# INSTRUCTIONS FOR THE TASK
Write out every entry exactly as given, but omit the pictures.

# EXERCISE MATERIAL
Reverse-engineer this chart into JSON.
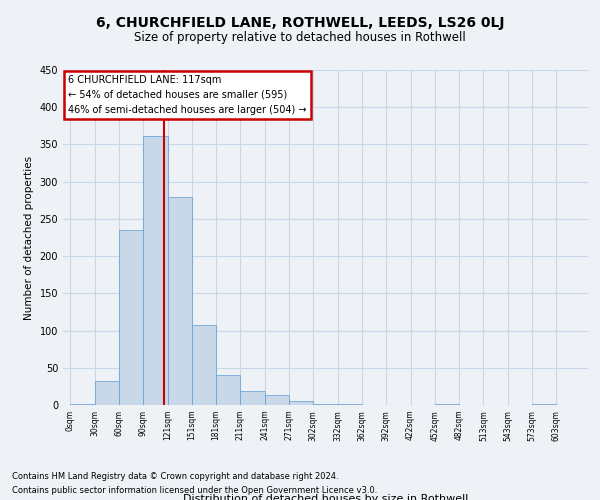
{
  "title1": "6, CHURCHFIELD LANE, ROTHWELL, LEEDS, LS26 0LJ",
  "title2": "Size of property relative to detached houses in Rothwell",
  "xlabel": "Distribution of detached houses by size in Rothwell",
  "ylabel": "Number of detached properties",
  "bin_labels": [
    "0sqm",
    "30sqm",
    "60sqm",
    "90sqm",
    "121sqm",
    "151sqm",
    "181sqm",
    "211sqm",
    "241sqm",
    "271sqm",
    "302sqm",
    "332sqm",
    "362sqm",
    "392sqm",
    "422sqm",
    "452sqm",
    "482sqm",
    "513sqm",
    "543sqm",
    "573sqm",
    "603sqm"
  ],
  "bar_values": [
    2,
    32,
    235,
    362,
    280,
    107,
    40,
    19,
    13,
    6,
    2,
    1,
    0,
    0,
    0,
    1,
    0,
    0,
    0,
    1,
    0
  ],
  "bar_color": "#c8d8e8",
  "bar_edge_color": "#5b9bd5",
  "grid_color": "#c8d8e8",
  "vline_color": "#cc0000",
  "annotation_box_text": "6 CHURCHFIELD LANE: 117sqm\n← 54% of detached houses are smaller (595)\n46% of semi-detached houses are larger (504) →",
  "annotation_box_edge_color": "#cc0000",
  "ylim": [
    0,
    450
  ],
  "yticks": [
    0,
    50,
    100,
    150,
    200,
    250,
    300,
    350,
    400,
    450
  ],
  "footnote1": "Contains HM Land Registry data © Crown copyright and database right 2024.",
  "footnote2": "Contains public sector information licensed under the Open Government Licence v3.0.",
  "bg_color": "#eef2f7",
  "plot_bg_color": "#eef2f7"
}
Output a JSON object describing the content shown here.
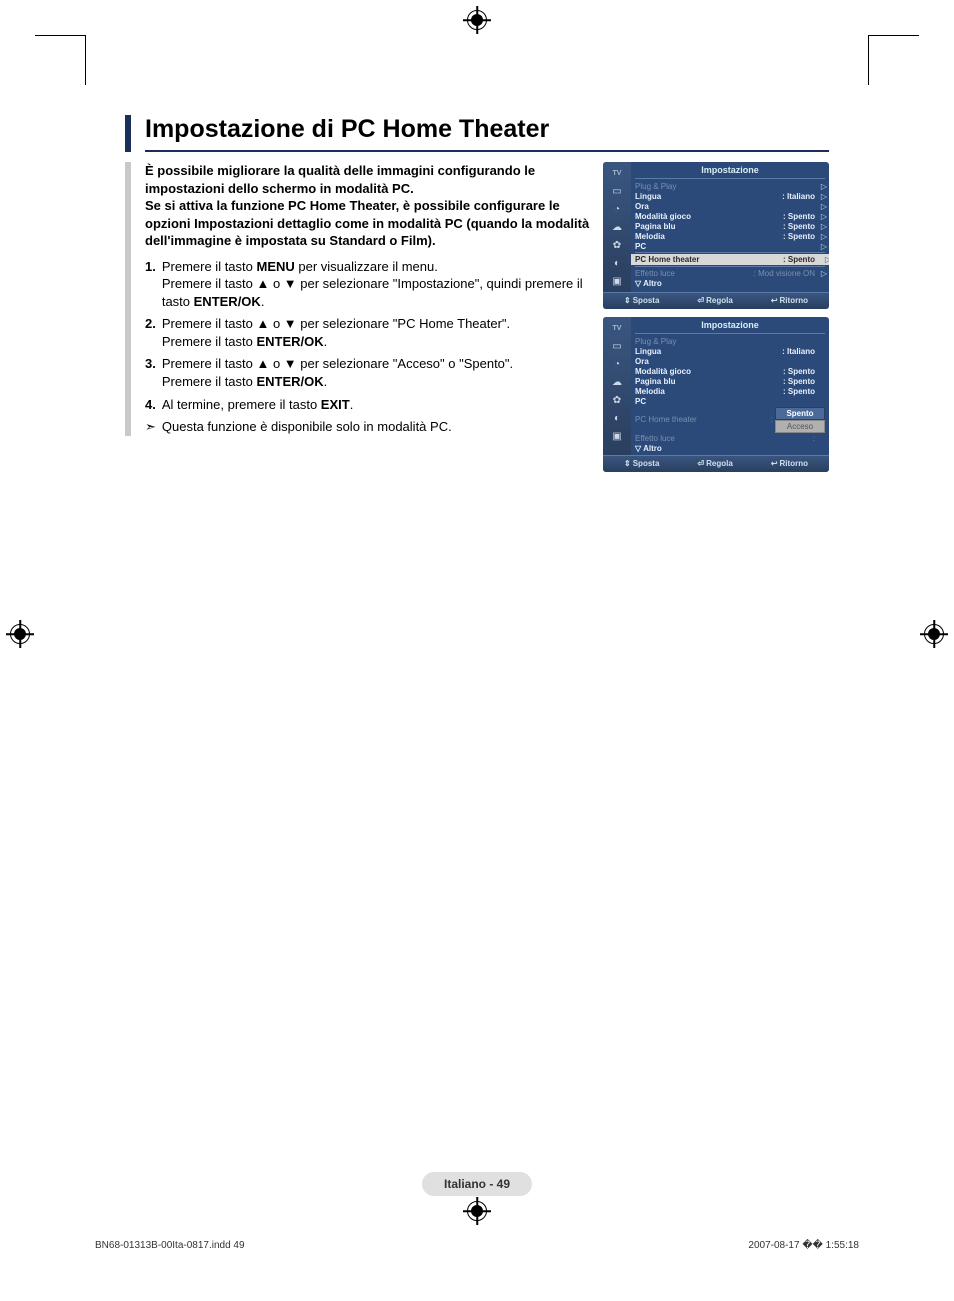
{
  "title": "Impostazione di PC Home Theater",
  "intro": "È possibile migliorare la qualità delle immagini configurando le impostazioni dello schermo in modalità PC.\nSe si attiva la funzione PC Home Theater, è possibile configurare le opzioni Impostazioni dettaglio come in modalità PC (quando la modalità dell'immagine è impostata su Standard o Film).",
  "steps": [
    {
      "num": "1.",
      "text_parts": [
        "Premere il tasto ",
        "MENU",
        " per visualizzare il menu.\nPremere il tasto ▲ o ▼ per selezionare \"Impostazione\", quindi premere il tasto ",
        "ENTER/OK",
        "."
      ]
    },
    {
      "num": "2.",
      "text_parts": [
        "Premere il tasto ▲ o ▼ per selezionare \"PC Home Theater\".\nPremere il tasto ",
        "ENTER/OK",
        "."
      ]
    },
    {
      "num": "3.",
      "text_parts": [
        "Premere il tasto ▲ o ▼ per selezionare \"Acceso\" o \"Spento\".\nPremere il tasto ",
        "ENTER/OK",
        "."
      ]
    },
    {
      "num": "4.",
      "text_parts": [
        "Al termine, premere il tasto ",
        "EXIT",
        "."
      ]
    }
  ],
  "note": "Questa funzione è disponibile solo in modalità PC.",
  "menu1": {
    "title": "Impostazione",
    "tv_label": "TV",
    "rows": [
      {
        "label": "Plug & Play",
        "value": "",
        "dim": true,
        "arrow": true
      },
      {
        "label": "Lingua",
        "value": ": Italiano",
        "arrow": true
      },
      {
        "label": "Ora",
        "value": "",
        "arrow": true
      },
      {
        "label": "Modalità gioco",
        "value": ": Spento",
        "arrow": true
      },
      {
        "label": "Pagina blu",
        "value": ": Spento",
        "arrow": true
      },
      {
        "label": "Melodia",
        "value": ": Spento",
        "arrow": true
      },
      {
        "label": "PC",
        "value": "",
        "arrow": true
      },
      {
        "divider": true
      },
      {
        "label": "PC Home theater",
        "value": ": Spento",
        "selected": true,
        "arrow": true
      },
      {
        "divider": true
      },
      {
        "label": "Effetto luce",
        "value": ": Mod visione ON",
        "dim": true,
        "arrow": true
      },
      {
        "label": "▽ Altro",
        "value": "",
        "altro": true
      }
    ],
    "footer": [
      {
        "glyph": "⇕",
        "label": "Sposta"
      },
      {
        "glyph": "⏎",
        "label": "Regola"
      },
      {
        "glyph": "↩",
        "label": "Ritorno"
      }
    ]
  },
  "menu2": {
    "title": "Impostazione",
    "tv_label": "TV",
    "rows": [
      {
        "label": "Plug & Play",
        "value": "",
        "dim": true
      },
      {
        "label": "Lingua",
        "value": ": Italiano"
      },
      {
        "label": "Ora",
        "value": ""
      },
      {
        "label": "Modalità gioco",
        "value": ": Spento"
      },
      {
        "label": "Pagina blu",
        "value": ": Spento"
      },
      {
        "label": "Melodia",
        "value": ": Spento"
      },
      {
        "label": "PC",
        "value": ""
      },
      {
        "label": "PC Home theater",
        "value": ":",
        "dim": true,
        "dropdown": true
      },
      {
        "label": "Effetto luce",
        "value": ":",
        "dim": true
      },
      {
        "label": "▽ Altro",
        "value": "",
        "altro": true
      }
    ],
    "dropdown_options": [
      "Spento",
      "Acceso"
    ],
    "footer": [
      {
        "glyph": "⇕",
        "label": "Sposta"
      },
      {
        "glyph": "⏎",
        "label": "Regola"
      },
      {
        "glyph": "↩",
        "label": "Ritorno"
      }
    ]
  },
  "page_tag": "Italiano - 49",
  "footer_left": "BN68-01313B-00Ita-0817.indd   49",
  "footer_right": "2007-08-17   �� 1:55:18",
  "colors": {
    "accent_dark": "#1a2e5a",
    "accent_light": "#c9c9c9",
    "menu_bg": "#2b4a7a",
    "menu_sel": "#d8d8d8"
  }
}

# EXERCISE ANSWER
Reverse-engineer this chart into JSON.
{
  "title1": "6, CHURCHFIELD LANE, ROTHWELL, LEEDS, LS26 0LJ",
  "title2": "Size of property relative to detached houses in Rothwell",
  "xlabel": "Distribution of detached houses by size in Rothwell",
  "ylabel": "Number of detached properties",
  "bin_labels": [
    "0sqm",
    "30sqm",
    "60sqm",
    "90sqm",
    "121sqm",
    "151sqm",
    "181sqm",
    "211sqm",
    "241sqm",
    "271sqm",
    "302sqm",
    "332sqm",
    "362sqm",
    "392sqm",
    "422sqm",
    "452sqm",
    "482sqm",
    "513sqm",
    "543sqm",
    "573sqm",
    "603sqm"
  ],
  "bar_values": [
    2,
    32,
    235,
    362,
    280,
    107,
    40,
    19,
    13,
    6,
    2,
    1,
    0,
    0,
    0,
    1,
    0,
    0,
    0,
    1,
    0
  ],
  "bar_color": "#c8d8e8",
  "bar_edge_color": "#5b9bd5",
  "grid_color": "#c8d8e8",
  "vline_color": "#cc0000",
  "annotation_box_text": "6 CHURCHFIELD LANE: 117sqm\n← 54% of detached houses are smaller (595)\n46% of semi-detached houses are larger (504) →",
  "annotation_box_edge_color": "#cc0000",
  "ylim": [
    0,
    450
  ],
  "yticks": [
    0,
    50,
    100,
    150,
    200,
    250,
    300,
    350,
    400,
    450
  ],
  "footnote1": "Contains HM Land Registry data © Crown copyright and database right 2024.",
  "footnote2": "Contains public sector information licensed under the Open Government Licence v3.0.",
  "bg_color": "#eef2f7",
  "plot_bg_color": "#eef2f7"
}
Output a JSON object describing the content shown here.
{
  "title": "Impostazione di PC Home Theater",
  "intro": "È possibile migliorare la qualità delle immagini configurando le impostazioni dello schermo in modalità PC.\nSe si attiva la funzione PC Home Theater, è possibile configurare le opzioni Impostazioni dettaglio come in modalità PC (quando la modalità dell'immagine è impostata su Standard o Film).",
  "steps": [
    {
      "num": "1.",
      "text_parts": [
        "Premere il tasto ",
        "MENU",
        " per visualizzare il menu.\nPremere il tasto ▲ o ▼ per selezionare \"Impostazione\", quindi premere il tasto ",
        "ENTER/OK",
        "."
      ]
    },
    {
      "num": "2.",
      "text_parts": [
        "Premere il tasto ▲ o ▼ per selezionare \"PC Home Theater\".\nPremere il tasto ",
        "ENTER/OK",
        "."
      ]
    },
    {
      "num": "3.",
      "text_parts": [
        "Premere il tasto ▲ o ▼ per selezionare \"Acceso\" o \"Spento\".\nPremere il tasto ",
        "ENTER/OK",
        "."
      ]
    },
    {
      "num": "4.",
      "text_parts": [
        "Al termine, premere il tasto ",
        "EXIT",
        "."
      ]
    }
  ],
  "note": "Questa funzione è disponibile solo in modalità PC.",
  "menu1": {
    "title": "Impostazione",
    "tv_label": "TV",
    "rows": [
      {
        "label": "Plug & Play",
        "value": "",
        "dim": true,
        "arrow": true
      },
      {
        "label": "Lingua",
        "value": ": Italiano",
        "arrow": true
      },
      {
        "label": "Ora",
        "value": "",
        "arrow": true
      },
      {
        "label": "Modalità gioco",
        "value": ": Spento",
        "arrow": true
      },
      {
        "label": "Pagina blu",
        "value": ": Spento",
        "arrow": true
      },
      {
        "label": "Melodia",
        "value": ": Spento",
        "arrow": true
      },
      {
        "label": "PC",
        "value": "",
        "arrow": true
      },
      {
        "divider": true
      },
      {
        "label": "PC Home theater",
        "value": ": Spento",
        "selected": true,
        "arrow": true
      },
      {
        "divider": true
      },
      {
        "label": "Effetto luce",
        "value": ": Mod visione ON",
        "dim": true,
        "arrow": true
      },
      {
        "label": "▽ Altro",
        "value": "",
        "altro": true
      }
    ],
    "footer": [
      {
        "glyph": "⇕",
        "label": "Sposta"
      },
      {
        "glyph": "⏎",
        "label": "Regola"
      },
      {
        "glyph": "↩",
        "label": "Ritorno"
      }
    ]
  },
  "menu2": {
    "title": "Impostazione",
    "tv_label": "TV",
    "rows": [
      {
        "label": "Plug & Play",
        "value": "",
        "dim": true
      },
      {
        "label": "Lingua",
        "value": ": Italiano"
      },
      {
        "label": "Ora",
        "value": ""
      },
      {
        "label": "Modalità gioco",
        "value": ": Spento"
      },
      {
        "label": "Pagina blu",
        "value": ": Spento"
      },
      {
        "label": "Melodia",
        "value": ": Spento"
      },
      {
        "label": "PC",
        "value": ""
      },
      {
        "label": "PC Home theater",
        "value": ":",
        "dim": true,
        "dropdown": true
      },
      {
        "label": "Effetto luce",
        "value": ":",
        "dim": true
      },
      {
        "label": "▽ Altro",
        "value": "",
        "altro": true
      }
    ],
    "dropdown_options": [
      "Spento",
      "Acceso"
    ],
    "footer": [
      {
        "glyph": "⇕",
        "label": "Sposta"
      },
      {
        "glyph": "⏎",
        "label": "Regola"
      },
      {
        "glyph": "↩",
        "label": "Ritorno"
      }
    ]
  },
  "page_tag": "Italiano - 49",
  "footer_left": "BN68-01313B-00Ita-0817.indd   49",
  "footer_right": "2007-08-17   �� 1:55:18",
  "colors": {
    "accent_dark": "#1a2e5a",
    "accent_light": "#c9c9c9",
    "menu_bg": "#2b4a7a",
    "menu_sel": "#d8d8d8"
  }
}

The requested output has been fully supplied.